(Exercise): Go through the listing and return every line with "BDRYFF" in it.

(Data tied to figure images):
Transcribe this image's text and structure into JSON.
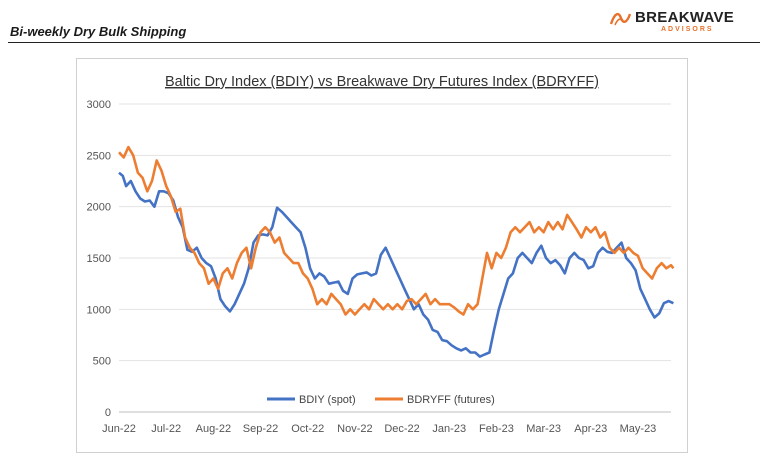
{
  "header": {
    "report_title": "Bi-weekly Dry Bulk Shipping",
    "logo_name": "BREAKWAVE",
    "logo_sub": "ADVISORS",
    "brand_color": "#e8722b"
  },
  "chart_data": {
    "type": "line",
    "title": "Baltic Dry Index (BDIY) vs Breakwave Dry Futures Index (BDRYFF)",
    "xlabel": "",
    "ylabel": "",
    "ylim": [
      0,
      3000
    ],
    "yticks": [
      0,
      500,
      1000,
      1500,
      2000,
      2500,
      3000
    ],
    "grid": true,
    "legend_position": "bottom",
    "x_tick_labels": [
      "Jun-22",
      "Jul-22",
      "Aug-22",
      "Sep-22",
      "Oct-22",
      "Nov-22",
      "Dec-22",
      "Jan-23",
      "Feb-23",
      "Mar-23",
      "Apr-23",
      "May-23"
    ],
    "x_range": [
      0,
      11.7
    ],
    "series": [
      {
        "name": "BDIY (spot)",
        "color": "#4472c4",
        "points": [
          [
            0.0,
            2330
          ],
          [
            0.08,
            2300
          ],
          [
            0.15,
            2200
          ],
          [
            0.25,
            2250
          ],
          [
            0.35,
            2150
          ],
          [
            0.45,
            2080
          ],
          [
            0.55,
            2050
          ],
          [
            0.65,
            2060
          ],
          [
            0.75,
            2000
          ],
          [
            0.85,
            2150
          ],
          [
            0.95,
            2150
          ],
          [
            1.05,
            2130
          ],
          [
            1.15,
            2060
          ],
          [
            1.25,
            1900
          ],
          [
            1.35,
            1800
          ],
          [
            1.45,
            1580
          ],
          [
            1.55,
            1560
          ],
          [
            1.65,
            1600
          ],
          [
            1.75,
            1500
          ],
          [
            1.85,
            1450
          ],
          [
            1.95,
            1420
          ],
          [
            2.05,
            1300
          ],
          [
            2.15,
            1100
          ],
          [
            2.25,
            1030
          ],
          [
            2.35,
            980
          ],
          [
            2.45,
            1050
          ],
          [
            2.55,
            1150
          ],
          [
            2.65,
            1250
          ],
          [
            2.75,
            1400
          ],
          [
            2.85,
            1650
          ],
          [
            2.95,
            1720
          ],
          [
            3.05,
            1730
          ],
          [
            3.15,
            1720
          ],
          [
            3.25,
            1800
          ],
          [
            3.35,
            1990
          ],
          [
            3.45,
            1950
          ],
          [
            3.55,
            1900
          ],
          [
            3.65,
            1850
          ],
          [
            3.75,
            1800
          ],
          [
            3.85,
            1750
          ],
          [
            3.95,
            1600
          ],
          [
            4.05,
            1400
          ],
          [
            4.15,
            1300
          ],
          [
            4.25,
            1350
          ],
          [
            4.35,
            1320
          ],
          [
            4.45,
            1250
          ],
          [
            4.55,
            1260
          ],
          [
            4.65,
            1270
          ],
          [
            4.75,
            1180
          ],
          [
            4.85,
            1150
          ],
          [
            4.95,
            1300
          ],
          [
            5.05,
            1340
          ],
          [
            5.15,
            1350
          ],
          [
            5.25,
            1360
          ],
          [
            5.35,
            1330
          ],
          [
            5.45,
            1350
          ],
          [
            5.55,
            1530
          ],
          [
            5.65,
            1600
          ],
          [
            5.75,
            1500
          ],
          [
            5.85,
            1400
          ],
          [
            5.95,
            1300
          ],
          [
            6.05,
            1200
          ],
          [
            6.15,
            1100
          ],
          [
            6.25,
            1000
          ],
          [
            6.35,
            1050
          ],
          [
            6.45,
            950
          ],
          [
            6.55,
            900
          ],
          [
            6.65,
            800
          ],
          [
            6.75,
            780
          ],
          [
            6.85,
            700
          ],
          [
            6.95,
            690
          ],
          [
            7.05,
            650
          ],
          [
            7.15,
            620
          ],
          [
            7.25,
            600
          ],
          [
            7.35,
            620
          ],
          [
            7.45,
            580
          ],
          [
            7.55,
            580
          ],
          [
            7.65,
            540
          ],
          [
            7.75,
            560
          ],
          [
            7.85,
            580
          ],
          [
            7.95,
            800
          ],
          [
            8.05,
            1000
          ],
          [
            8.15,
            1150
          ],
          [
            8.25,
            1300
          ],
          [
            8.35,
            1350
          ],
          [
            8.45,
            1500
          ],
          [
            8.55,
            1550
          ],
          [
            8.65,
            1500
          ],
          [
            8.75,
            1450
          ],
          [
            8.85,
            1550
          ],
          [
            8.95,
            1620
          ],
          [
            9.05,
            1500
          ],
          [
            9.15,
            1450
          ],
          [
            9.25,
            1480
          ],
          [
            9.35,
            1430
          ],
          [
            9.45,
            1350
          ],
          [
            9.55,
            1500
          ],
          [
            9.65,
            1550
          ],
          [
            9.75,
            1500
          ],
          [
            9.85,
            1480
          ],
          [
            9.95,
            1400
          ],
          [
            10.05,
            1420
          ],
          [
            10.15,
            1550
          ],
          [
            10.25,
            1600
          ],
          [
            10.35,
            1560
          ],
          [
            10.45,
            1550
          ],
          [
            10.55,
            1600
          ],
          [
            10.65,
            1650
          ],
          [
            10.75,
            1500
          ],
          [
            10.85,
            1450
          ],
          [
            10.95,
            1380
          ],
          [
            11.05,
            1200
          ],
          [
            11.15,
            1100
          ],
          [
            11.25,
            1000
          ],
          [
            11.35,
            920
          ],
          [
            11.45,
            960
          ],
          [
            11.55,
            1060
          ],
          [
            11.65,
            1080
          ],
          [
            11.75,
            1060
          ]
        ]
      },
      {
        "name": "BDRYFF (futures)",
        "color": "#ed7d31",
        "points": [
          [
            0.0,
            2530
          ],
          [
            0.1,
            2480
          ],
          [
            0.2,
            2580
          ],
          [
            0.3,
            2500
          ],
          [
            0.4,
            2330
          ],
          [
            0.5,
            2280
          ],
          [
            0.6,
            2150
          ],
          [
            0.7,
            2250
          ],
          [
            0.8,
            2450
          ],
          [
            0.9,
            2350
          ],
          [
            1.0,
            2200
          ],
          [
            1.1,
            2100
          ],
          [
            1.2,
            1950
          ],
          [
            1.3,
            1980
          ],
          [
            1.4,
            1700
          ],
          [
            1.5,
            1600
          ],
          [
            1.6,
            1550
          ],
          [
            1.7,
            1450
          ],
          [
            1.8,
            1400
          ],
          [
            1.9,
            1250
          ],
          [
            2.0,
            1300
          ],
          [
            2.1,
            1200
          ],
          [
            2.2,
            1350
          ],
          [
            2.3,
            1400
          ],
          [
            2.4,
            1300
          ],
          [
            2.5,
            1450
          ],
          [
            2.6,
            1550
          ],
          [
            2.7,
            1600
          ],
          [
            2.8,
            1400
          ],
          [
            2.9,
            1600
          ],
          [
            3.0,
            1750
          ],
          [
            3.1,
            1800
          ],
          [
            3.2,
            1750
          ],
          [
            3.3,
            1650
          ],
          [
            3.4,
            1700
          ],
          [
            3.5,
            1550
          ],
          [
            3.6,
            1500
          ],
          [
            3.7,
            1450
          ],
          [
            3.8,
            1450
          ],
          [
            3.9,
            1350
          ],
          [
            4.0,
            1300
          ],
          [
            4.1,
            1200
          ],
          [
            4.2,
            1050
          ],
          [
            4.3,
            1100
          ],
          [
            4.4,
            1050
          ],
          [
            4.5,
            1150
          ],
          [
            4.6,
            1100
          ],
          [
            4.7,
            1050
          ],
          [
            4.8,
            950
          ],
          [
            4.9,
            1000
          ],
          [
            5.0,
            950
          ],
          [
            5.1,
            1000
          ],
          [
            5.2,
            1050
          ],
          [
            5.3,
            1000
          ],
          [
            5.4,
            1100
          ],
          [
            5.5,
            1050
          ],
          [
            5.6,
            1000
          ],
          [
            5.7,
            1050
          ],
          [
            5.8,
            1000
          ],
          [
            5.9,
            1050
          ],
          [
            6.0,
            1000
          ],
          [
            6.1,
            1080
          ],
          [
            6.2,
            1100
          ],
          [
            6.3,
            1050
          ],
          [
            6.4,
            1100
          ],
          [
            6.5,
            1150
          ],
          [
            6.6,
            1050
          ],
          [
            6.7,
            1100
          ],
          [
            6.8,
            1050
          ],
          [
            6.9,
            1050
          ],
          [
            7.0,
            1050
          ],
          [
            7.1,
            1020
          ],
          [
            7.2,
            980
          ],
          [
            7.3,
            950
          ],
          [
            7.4,
            1050
          ],
          [
            7.5,
            1000
          ],
          [
            7.6,
            1050
          ],
          [
            7.7,
            1300
          ],
          [
            7.8,
            1550
          ],
          [
            7.9,
            1400
          ],
          [
            8.0,
            1550
          ],
          [
            8.1,
            1500
          ],
          [
            8.2,
            1600
          ],
          [
            8.3,
            1750
          ],
          [
            8.4,
            1800
          ],
          [
            8.5,
            1750
          ],
          [
            8.6,
            1800
          ],
          [
            8.7,
            1850
          ],
          [
            8.8,
            1750
          ],
          [
            8.9,
            1800
          ],
          [
            9.0,
            1750
          ],
          [
            9.1,
            1850
          ],
          [
            9.2,
            1780
          ],
          [
            9.3,
            1850
          ],
          [
            9.4,
            1780
          ],
          [
            9.5,
            1920
          ],
          [
            9.6,
            1850
          ],
          [
            9.7,
            1780
          ],
          [
            9.8,
            1700
          ],
          [
            9.9,
            1800
          ],
          [
            10.0,
            1750
          ],
          [
            10.1,
            1800
          ],
          [
            10.2,
            1700
          ],
          [
            10.3,
            1750
          ],
          [
            10.4,
            1600
          ],
          [
            10.5,
            1550
          ],
          [
            10.6,
            1600
          ],
          [
            10.7,
            1550
          ],
          [
            10.8,
            1600
          ],
          [
            10.9,
            1550
          ],
          [
            11.0,
            1520
          ],
          [
            11.1,
            1400
          ],
          [
            11.2,
            1350
          ],
          [
            11.3,
            1300
          ],
          [
            11.4,
            1400
          ],
          [
            11.5,
            1450
          ],
          [
            11.6,
            1400
          ],
          [
            11.7,
            1430
          ],
          [
            11.75,
            1400
          ]
        ]
      }
    ]
  }
}
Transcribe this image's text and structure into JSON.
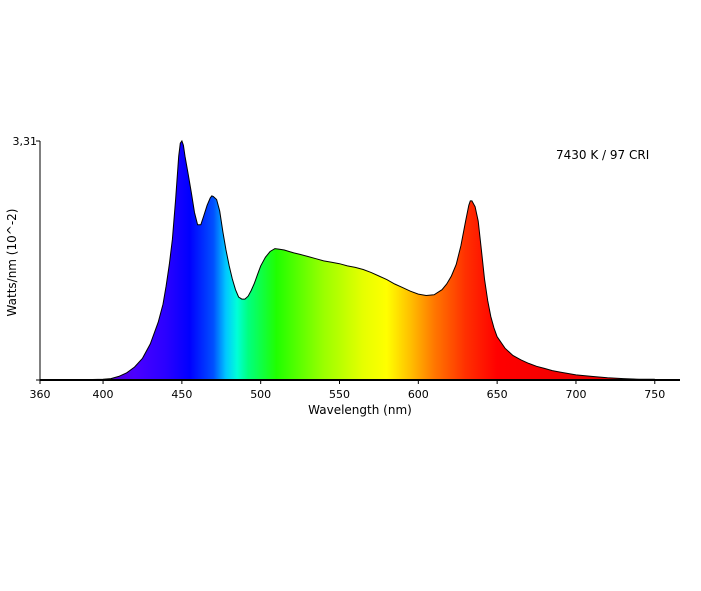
{
  "chart_data": {
    "type": "area",
    "title": "",
    "annotation": "7430 K / 97 CRI",
    "xlabel": "Wavelength (nm)",
    "ylabel": "Watts/nm (10^-2)",
    "xlim": [
      360,
      766
    ],
    "ylim": [
      0,
      3.31
    ],
    "x_ticks": [
      360,
      400,
      450,
      500,
      550,
      600,
      650,
      700,
      750
    ],
    "y_tick_label": "3,31",
    "y_tick_value": 3.31,
    "grid": false,
    "series": [
      {
        "x": [
          360,
          380,
          400,
          405,
          410,
          415,
          420,
          425,
          430,
          435,
          438,
          440,
          442,
          444,
          446,
          448,
          449,
          450,
          451,
          452,
          454,
          456,
          458,
          460,
          462,
          464,
          466,
          468,
          469,
          470,
          472,
          474,
          476,
          478,
          480,
          482,
          484,
          486,
          488,
          490,
          492,
          494,
          496,
          498,
          500,
          503,
          506,
          509,
          512,
          515,
          518,
          521,
          525,
          530,
          535,
          540,
          545,
          550,
          555,
          560,
          565,
          570,
          575,
          580,
          585,
          590,
          595,
          600,
          605,
          610,
          615,
          618,
          621,
          624,
          627,
          630,
          632,
          633,
          634,
          636,
          638,
          640,
          642,
          644,
          646,
          648,
          650,
          655,
          660,
          665,
          670,
          675,
          680,
          685,
          690,
          700,
          710,
          720,
          730,
          740,
          750
        ],
        "y": [
          0,
          0,
          0.01,
          0.02,
          0.05,
          0.1,
          0.18,
          0.3,
          0.5,
          0.8,
          1.05,
          1.3,
          1.6,
          1.95,
          2.5,
          3.1,
          3.28,
          3.31,
          3.25,
          3.1,
          2.85,
          2.6,
          2.32,
          2.15,
          2.15,
          2.28,
          2.42,
          2.52,
          2.55,
          2.54,
          2.5,
          2.34,
          2.05,
          1.8,
          1.58,
          1.4,
          1.25,
          1.15,
          1.12,
          1.12,
          1.16,
          1.24,
          1.34,
          1.46,
          1.58,
          1.7,
          1.78,
          1.82,
          1.81,
          1.8,
          1.78,
          1.76,
          1.74,
          1.71,
          1.68,
          1.65,
          1.63,
          1.61,
          1.58,
          1.56,
          1.53,
          1.49,
          1.44,
          1.39,
          1.33,
          1.28,
          1.23,
          1.19,
          1.17,
          1.18,
          1.25,
          1.33,
          1.44,
          1.6,
          1.86,
          2.2,
          2.42,
          2.48,
          2.48,
          2.4,
          2.2,
          1.8,
          1.4,
          1.1,
          0.88,
          0.72,
          0.6,
          0.44,
          0.34,
          0.28,
          0.23,
          0.19,
          0.16,
          0.13,
          0.11,
          0.07,
          0.05,
          0.03,
          0.02,
          0.01,
          0.01
        ]
      }
    ]
  }
}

(Final result):
    "title": "Baltic Dry Index (BDIY) vs Breakwave Dry Futures Index (BDRYFF)",
        "name": "BDRYFF (futures)",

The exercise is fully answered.